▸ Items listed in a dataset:
+---+

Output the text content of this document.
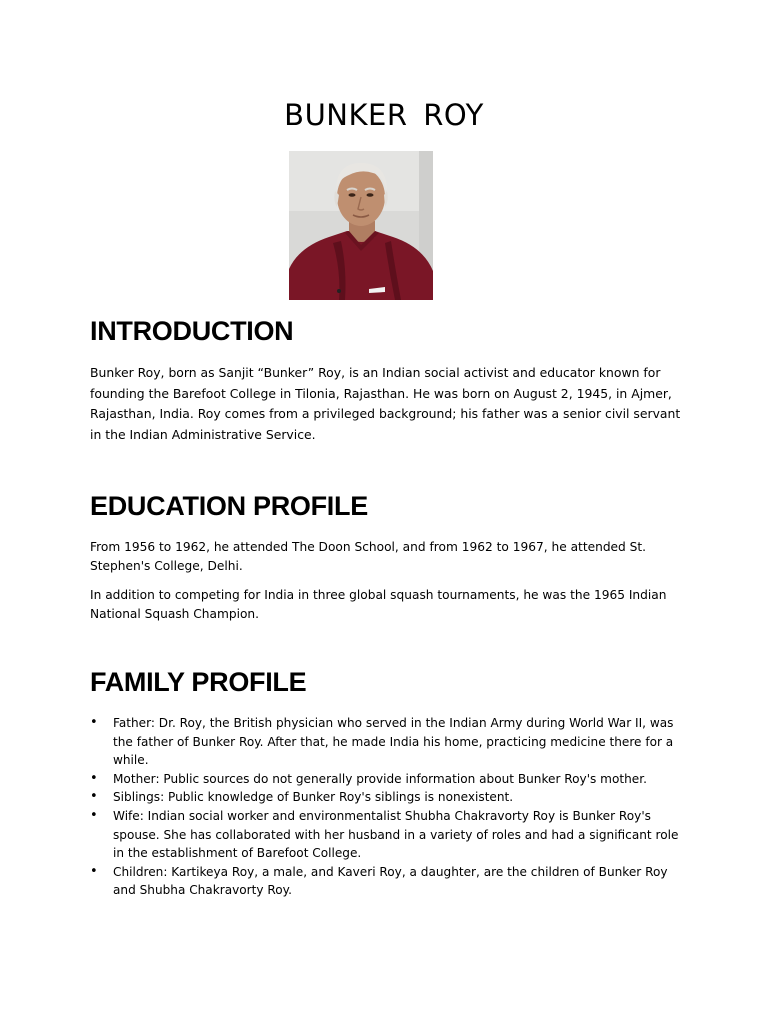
BUNKER ROY
INTRODUCTION

Bunker Roy, born as Sanjit “Bunker” Roy, is an Indian social activist and educator known for founding the Barefoot College in Tilonia, Rajasthan. He was born on August 2, 1945, in Ajmer, Rajasthan, India. Roy comes from a privileged background; his father was a senior civil servant in the Indian Administrative Service.

EDUCATION PROFILE

From 1956 to 1962, he attended The Doon School, and from 1962 to 1967, he attended St. Stephen's College, Delhi.

In addition to competing for India in three global squash tournaments, he was the 1965 Indian National Squash Champion.

FAMILY PROFILE
• Father: Dr. Roy, the British physician who served in the Indian Army during World War II, was the father of Bunker Roy. After that, he made India his home, practicing medicine there for a while.
• Mother: Public sources do not generally provide information about Bunker Roy's mother.
• Siblings: Public knowledge of Bunker Roy's siblings is nonexistent.
• Wife: Indian social worker and environmentalist Shubha Chakravorty Roy is Bunker Roy's spouse. She has collaborated with her husband in a variety of roles and had a significant role in the establishment of Barefoot College.
• Children: Kartikeya Roy, a male, and Kaveri Roy, a daughter, are the children of Bunker Roy and Shubha Chakravorty Roy.
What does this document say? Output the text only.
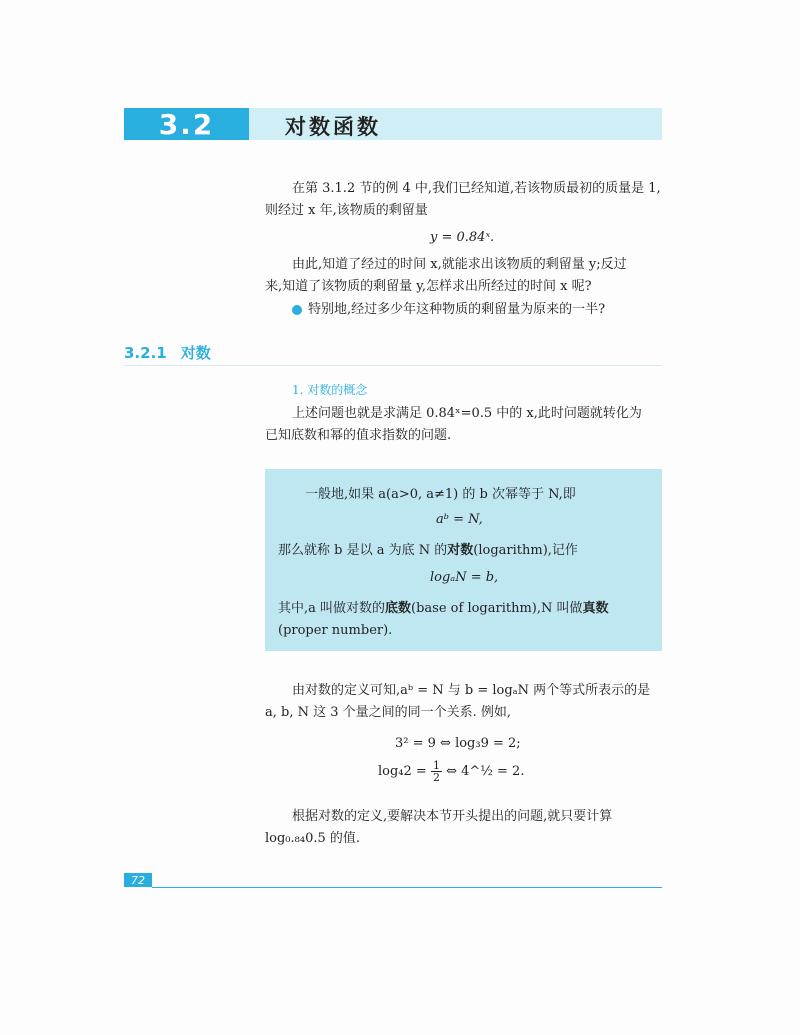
3.2	对数函数
在第 3.1.2 节的例 4 中,我们已经知道,若该物质最初的质量是 1,
则经过 x 年,该物质的剩留量
y = 0.84ˣ.
由此,知道了经过的时间 x,就能求出该物质的剩留量 y;反过
来,知道了该物质的剩留量 y,怎样求出所经过的时间 x 呢?
特别地,经过多少年这种物质的剩留量为原来的一半?
3.2.1 对数
1. 对数的概念
上述问题也就是求满足 0.84ˣ=0.5 中的 x,此时问题就转化为
已知底数和幂的值求指数的问题.
一般地,如果 a(a>0, a≠1) 的 b 次幂等于 N,即
aᵇ = N,
那么就称 b 是以 a 为底 N 的对数(logarithm),记作
logₐN = b,
其中,a 叫做对数的底数(base of logarithm),N 叫做真数
(proper number).
由对数的定义可知,aᵇ = N 与 b = logₐN 两个等式所表示的是
a, b, N 这 3 个量之间的同一个关系. 例如,
3² = 9 ⇔ log₃9 = 2;
$\log_42 = \frac{1}{2}$ ⇔ 4^½ = 2.
根据对数的定义,要解决本节开头提出的问题,就只要计算
log₀.₈₄0.5 的值.
72
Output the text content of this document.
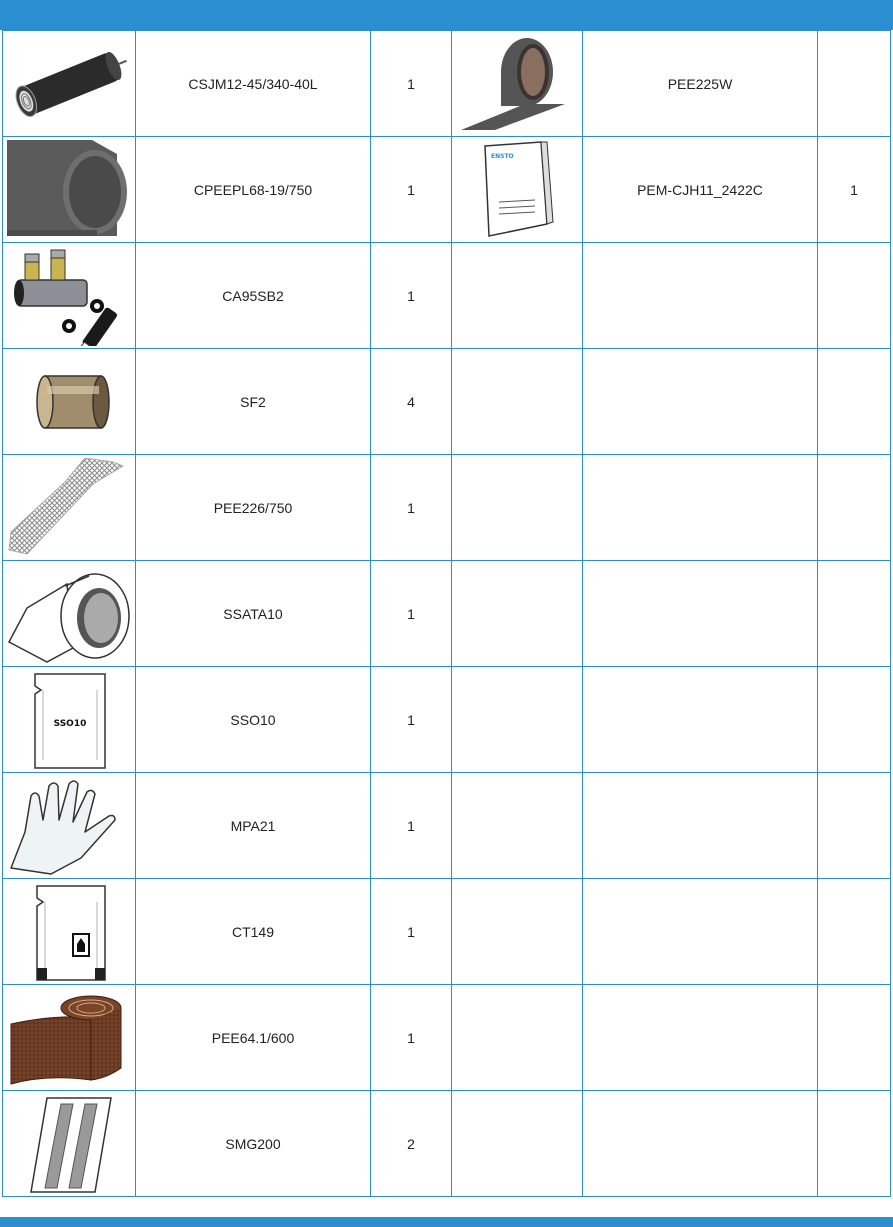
	CSJM12-45/340-40L	1		PEE225W	

	CPEEPL68-19/750	1	ENSTO	PEM-CJH11_2422C	1

	CA95SB2	1			

	SF2	4			

	PEE226/750	1			

	SSATA10	1			

SSO10	SSO10	1			

	MPA21	1			

	CT149	1			

	PEE64.1/600	1			

	SMG200	2			
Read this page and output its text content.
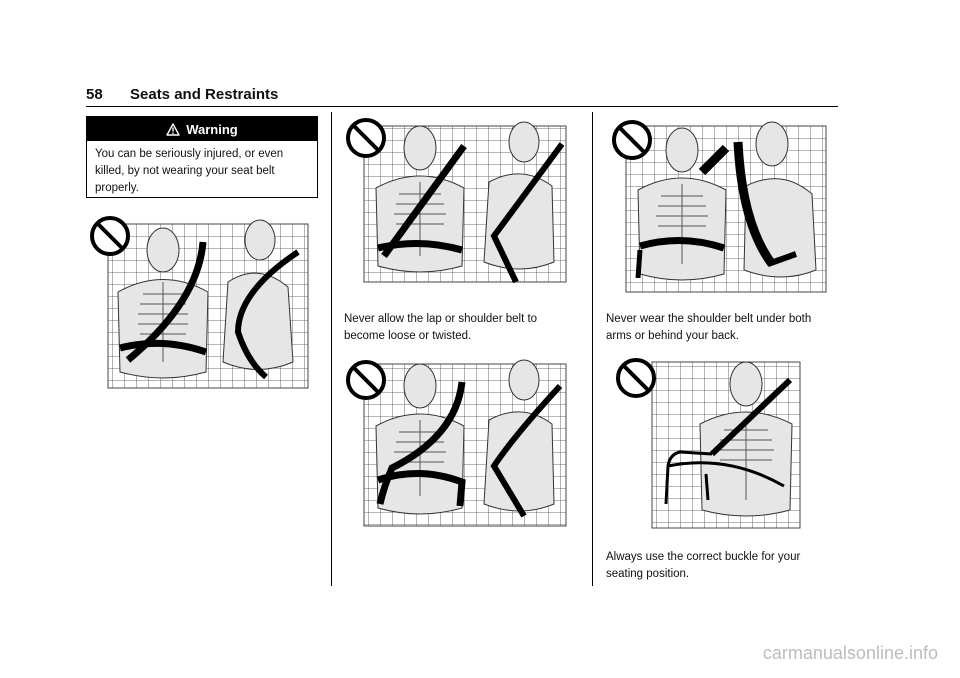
58 Seats and Restraints
Warning
You can be seriously injured, or even killed, by not wearing your seat belt properly.
Never allow the lap or shoulder belt to become loose or twisted.
Never wear the shoulder belt under both arms or behind your back.
Always use the correct buckle for your seating position.
carmanualsonline.info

+---+

▸ Instruction:
In the records above, tally the lines where the word "logₐN" appears, and give the number and nothing else.

▸ Output for this exercise:
2